◆ **TRY IT**: Find the string "JSON" in the data, then copy every line where it is found.

[Dataset rows about figures]
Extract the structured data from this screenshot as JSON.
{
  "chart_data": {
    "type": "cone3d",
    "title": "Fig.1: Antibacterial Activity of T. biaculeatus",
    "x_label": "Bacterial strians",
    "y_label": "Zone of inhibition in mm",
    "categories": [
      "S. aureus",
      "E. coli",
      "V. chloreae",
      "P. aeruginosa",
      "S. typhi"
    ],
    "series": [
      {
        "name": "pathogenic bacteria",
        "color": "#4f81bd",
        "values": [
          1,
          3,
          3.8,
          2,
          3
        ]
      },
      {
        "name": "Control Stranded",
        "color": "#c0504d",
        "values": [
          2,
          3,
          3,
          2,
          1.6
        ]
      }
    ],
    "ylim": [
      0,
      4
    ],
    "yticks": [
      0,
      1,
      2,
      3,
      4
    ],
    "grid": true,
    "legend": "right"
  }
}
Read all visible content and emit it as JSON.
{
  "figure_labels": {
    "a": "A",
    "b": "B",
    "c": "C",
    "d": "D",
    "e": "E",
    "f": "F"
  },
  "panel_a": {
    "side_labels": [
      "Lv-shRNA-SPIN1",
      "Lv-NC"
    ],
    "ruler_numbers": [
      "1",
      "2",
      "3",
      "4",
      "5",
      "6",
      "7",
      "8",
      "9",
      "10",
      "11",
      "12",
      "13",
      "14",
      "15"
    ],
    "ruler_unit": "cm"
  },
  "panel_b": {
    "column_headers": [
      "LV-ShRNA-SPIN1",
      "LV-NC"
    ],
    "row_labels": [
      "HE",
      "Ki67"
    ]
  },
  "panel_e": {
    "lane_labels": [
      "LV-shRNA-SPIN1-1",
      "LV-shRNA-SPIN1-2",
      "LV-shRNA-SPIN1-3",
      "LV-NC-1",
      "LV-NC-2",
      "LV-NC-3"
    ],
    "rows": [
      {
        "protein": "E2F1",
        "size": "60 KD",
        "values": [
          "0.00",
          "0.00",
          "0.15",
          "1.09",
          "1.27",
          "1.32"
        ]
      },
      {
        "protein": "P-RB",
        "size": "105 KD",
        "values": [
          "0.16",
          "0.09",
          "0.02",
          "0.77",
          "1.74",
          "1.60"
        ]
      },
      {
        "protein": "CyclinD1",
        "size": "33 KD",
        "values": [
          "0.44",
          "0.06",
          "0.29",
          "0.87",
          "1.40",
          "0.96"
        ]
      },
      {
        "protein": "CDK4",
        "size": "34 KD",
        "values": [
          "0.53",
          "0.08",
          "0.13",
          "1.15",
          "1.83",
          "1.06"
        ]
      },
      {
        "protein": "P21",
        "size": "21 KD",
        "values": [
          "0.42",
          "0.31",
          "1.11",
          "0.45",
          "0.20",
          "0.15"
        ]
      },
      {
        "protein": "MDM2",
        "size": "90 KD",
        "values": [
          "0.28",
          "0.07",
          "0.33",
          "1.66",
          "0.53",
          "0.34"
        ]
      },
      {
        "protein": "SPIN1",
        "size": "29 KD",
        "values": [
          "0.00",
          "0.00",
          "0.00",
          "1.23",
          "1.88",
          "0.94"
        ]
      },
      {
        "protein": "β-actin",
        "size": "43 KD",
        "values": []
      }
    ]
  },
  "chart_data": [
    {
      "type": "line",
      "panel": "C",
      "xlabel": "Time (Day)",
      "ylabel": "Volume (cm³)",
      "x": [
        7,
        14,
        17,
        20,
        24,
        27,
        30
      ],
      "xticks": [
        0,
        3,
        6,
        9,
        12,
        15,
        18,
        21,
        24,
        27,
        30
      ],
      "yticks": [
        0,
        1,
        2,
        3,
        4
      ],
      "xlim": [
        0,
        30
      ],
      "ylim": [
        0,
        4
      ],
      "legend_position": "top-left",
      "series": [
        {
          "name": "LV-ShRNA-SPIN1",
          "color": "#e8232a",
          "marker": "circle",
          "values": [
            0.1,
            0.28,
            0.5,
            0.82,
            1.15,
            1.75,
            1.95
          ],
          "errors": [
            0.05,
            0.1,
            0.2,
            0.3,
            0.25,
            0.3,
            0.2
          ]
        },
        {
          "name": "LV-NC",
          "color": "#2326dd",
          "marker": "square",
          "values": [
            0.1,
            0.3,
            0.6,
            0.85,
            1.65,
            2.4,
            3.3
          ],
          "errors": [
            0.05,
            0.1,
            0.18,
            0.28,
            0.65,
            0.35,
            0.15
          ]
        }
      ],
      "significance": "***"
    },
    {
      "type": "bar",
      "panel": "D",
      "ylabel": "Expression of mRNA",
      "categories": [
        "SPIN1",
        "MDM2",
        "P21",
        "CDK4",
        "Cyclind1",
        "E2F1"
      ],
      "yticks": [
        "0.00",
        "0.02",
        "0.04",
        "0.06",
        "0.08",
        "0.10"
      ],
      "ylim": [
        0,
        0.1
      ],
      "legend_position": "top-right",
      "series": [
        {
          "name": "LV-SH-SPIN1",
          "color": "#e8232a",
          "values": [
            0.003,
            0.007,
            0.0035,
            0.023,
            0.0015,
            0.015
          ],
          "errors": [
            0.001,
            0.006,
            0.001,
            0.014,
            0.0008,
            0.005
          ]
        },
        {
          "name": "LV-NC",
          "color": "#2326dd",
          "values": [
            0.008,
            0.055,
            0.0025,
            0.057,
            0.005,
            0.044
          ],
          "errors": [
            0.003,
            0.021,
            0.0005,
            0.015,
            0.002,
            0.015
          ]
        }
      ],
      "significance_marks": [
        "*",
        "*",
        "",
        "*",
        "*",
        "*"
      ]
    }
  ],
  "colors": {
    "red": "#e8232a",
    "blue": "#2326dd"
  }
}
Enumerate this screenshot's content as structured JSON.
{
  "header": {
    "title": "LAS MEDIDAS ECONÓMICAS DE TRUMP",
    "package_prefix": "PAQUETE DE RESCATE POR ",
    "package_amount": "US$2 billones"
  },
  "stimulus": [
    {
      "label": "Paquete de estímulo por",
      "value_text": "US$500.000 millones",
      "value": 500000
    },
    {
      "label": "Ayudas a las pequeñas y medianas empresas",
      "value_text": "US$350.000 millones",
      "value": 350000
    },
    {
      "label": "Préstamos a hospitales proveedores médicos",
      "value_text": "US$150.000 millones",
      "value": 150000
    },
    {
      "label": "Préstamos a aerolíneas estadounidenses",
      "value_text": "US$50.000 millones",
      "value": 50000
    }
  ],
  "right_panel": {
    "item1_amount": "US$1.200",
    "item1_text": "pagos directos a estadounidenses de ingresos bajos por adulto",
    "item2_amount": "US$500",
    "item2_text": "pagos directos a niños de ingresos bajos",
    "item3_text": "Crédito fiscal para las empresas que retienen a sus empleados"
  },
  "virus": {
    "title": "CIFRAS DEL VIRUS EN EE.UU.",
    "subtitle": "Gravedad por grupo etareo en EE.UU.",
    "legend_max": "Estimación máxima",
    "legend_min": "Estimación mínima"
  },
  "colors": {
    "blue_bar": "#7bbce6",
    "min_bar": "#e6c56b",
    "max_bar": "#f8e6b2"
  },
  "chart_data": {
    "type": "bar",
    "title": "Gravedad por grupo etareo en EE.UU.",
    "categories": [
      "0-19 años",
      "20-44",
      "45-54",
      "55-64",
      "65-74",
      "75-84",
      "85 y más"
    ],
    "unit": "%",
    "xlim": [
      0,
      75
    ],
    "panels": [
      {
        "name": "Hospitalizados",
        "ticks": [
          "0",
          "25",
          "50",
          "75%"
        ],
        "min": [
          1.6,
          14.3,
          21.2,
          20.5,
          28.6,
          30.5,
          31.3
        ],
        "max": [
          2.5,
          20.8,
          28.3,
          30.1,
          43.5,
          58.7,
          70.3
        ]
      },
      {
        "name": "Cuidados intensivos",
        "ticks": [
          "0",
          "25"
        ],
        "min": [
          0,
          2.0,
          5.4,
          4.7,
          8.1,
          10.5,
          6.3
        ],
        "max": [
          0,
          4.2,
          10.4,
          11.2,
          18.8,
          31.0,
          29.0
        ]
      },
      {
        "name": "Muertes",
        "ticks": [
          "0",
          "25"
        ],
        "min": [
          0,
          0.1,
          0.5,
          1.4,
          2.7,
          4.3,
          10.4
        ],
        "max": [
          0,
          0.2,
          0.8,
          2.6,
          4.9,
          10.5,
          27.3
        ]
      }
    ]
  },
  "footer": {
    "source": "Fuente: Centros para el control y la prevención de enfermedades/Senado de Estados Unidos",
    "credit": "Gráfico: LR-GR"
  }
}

◆ **REPLY**:
Extract the structured data from this screenshot as JSON.
Read all visible content and emit it as JSON.
Enumerate this screenshot's content as structured JSON.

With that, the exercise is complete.